[EXERCISE] Retype each line exactly. Skip images.
[Begin]
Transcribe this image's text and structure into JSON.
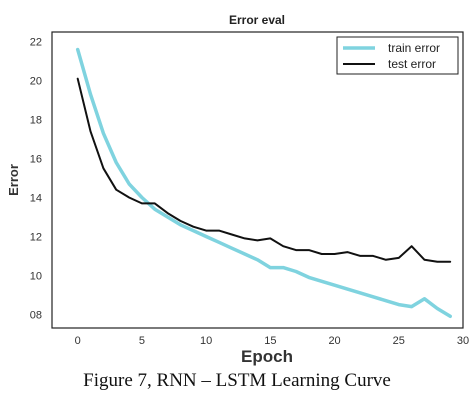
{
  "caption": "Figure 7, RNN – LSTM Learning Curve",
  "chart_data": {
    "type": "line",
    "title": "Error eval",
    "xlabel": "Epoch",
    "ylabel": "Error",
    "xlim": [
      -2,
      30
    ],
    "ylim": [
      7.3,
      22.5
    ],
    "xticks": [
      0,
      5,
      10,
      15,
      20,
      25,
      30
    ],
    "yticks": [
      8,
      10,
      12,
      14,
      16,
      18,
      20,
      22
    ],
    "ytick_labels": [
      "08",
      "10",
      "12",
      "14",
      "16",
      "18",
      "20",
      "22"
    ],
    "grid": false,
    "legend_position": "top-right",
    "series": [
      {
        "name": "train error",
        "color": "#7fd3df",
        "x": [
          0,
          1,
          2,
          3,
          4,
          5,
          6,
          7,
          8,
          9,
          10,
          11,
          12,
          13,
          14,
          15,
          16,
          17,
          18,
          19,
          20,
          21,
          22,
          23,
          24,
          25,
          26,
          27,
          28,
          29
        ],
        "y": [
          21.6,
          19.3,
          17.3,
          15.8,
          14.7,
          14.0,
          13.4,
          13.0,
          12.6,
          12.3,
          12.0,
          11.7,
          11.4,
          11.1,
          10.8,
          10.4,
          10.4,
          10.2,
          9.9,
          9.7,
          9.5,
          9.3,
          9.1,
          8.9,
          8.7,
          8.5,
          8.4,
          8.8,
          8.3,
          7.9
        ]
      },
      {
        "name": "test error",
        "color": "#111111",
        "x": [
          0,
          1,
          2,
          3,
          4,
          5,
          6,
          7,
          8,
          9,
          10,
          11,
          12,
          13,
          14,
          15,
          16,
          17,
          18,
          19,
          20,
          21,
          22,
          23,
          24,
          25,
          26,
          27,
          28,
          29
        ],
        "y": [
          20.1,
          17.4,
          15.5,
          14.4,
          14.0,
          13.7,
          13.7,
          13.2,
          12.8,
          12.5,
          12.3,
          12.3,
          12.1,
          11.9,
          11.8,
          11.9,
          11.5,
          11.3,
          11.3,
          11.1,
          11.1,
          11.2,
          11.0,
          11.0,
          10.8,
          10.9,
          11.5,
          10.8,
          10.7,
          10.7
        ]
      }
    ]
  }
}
[End]
[RESPONSE]
Transcribe this image's text and structure into JSON.
{
  "caption": "Figure 7, RNN – LSTM Learning Curve",
  "chart_data": {
    "type": "line",
    "title": "Error eval",
    "xlabel": "Epoch",
    "ylabel": "Error",
    "xlim": [
      -2,
      30
    ],
    "ylim": [
      7.3,
      22.5
    ],
    "xticks": [
      0,
      5,
      10,
      15,
      20,
      25,
      30
    ],
    "yticks": [
      8,
      10,
      12,
      14,
      16,
      18,
      20,
      22
    ],
    "ytick_labels": [
      "08",
      "10",
      "12",
      "14",
      "16",
      "18",
      "20",
      "22"
    ],
    "grid": false,
    "legend_position": "top-right",
    "series": [
      {
        "name": "train error",
        "color": "#7fd3df",
        "x": [
          0,
          1,
          2,
          3,
          4,
          5,
          6,
          7,
          8,
          9,
          10,
          11,
          12,
          13,
          14,
          15,
          16,
          17,
          18,
          19,
          20,
          21,
          22,
          23,
          24,
          25,
          26,
          27,
          28,
          29
        ],
        "y": [
          21.6,
          19.3,
          17.3,
          15.8,
          14.7,
          14.0,
          13.4,
          13.0,
          12.6,
          12.3,
          12.0,
          11.7,
          11.4,
          11.1,
          10.8,
          10.4,
          10.4,
          10.2,
          9.9,
          9.7,
          9.5,
          9.3,
          9.1,
          8.9,
          8.7,
          8.5,
          8.4,
          8.8,
          8.3,
          7.9
        ]
      },
      {
        "name": "test error",
        "color": "#111111",
        "x": [
          0,
          1,
          2,
          3,
          4,
          5,
          6,
          7,
          8,
          9,
          10,
          11,
          12,
          13,
          14,
          15,
          16,
          17,
          18,
          19,
          20,
          21,
          22,
          23,
          24,
          25,
          26,
          27,
          28,
          29
        ],
        "y": [
          20.1,
          17.4,
          15.5,
          14.4,
          14.0,
          13.7,
          13.7,
          13.2,
          12.8,
          12.5,
          12.3,
          12.3,
          12.1,
          11.9,
          11.8,
          11.9,
          11.5,
          11.3,
          11.3,
          11.1,
          11.1,
          11.2,
          11.0,
          11.0,
          10.8,
          10.9,
          11.5,
          10.8,
          10.7,
          10.7
        ]
      }
    ]
  }
}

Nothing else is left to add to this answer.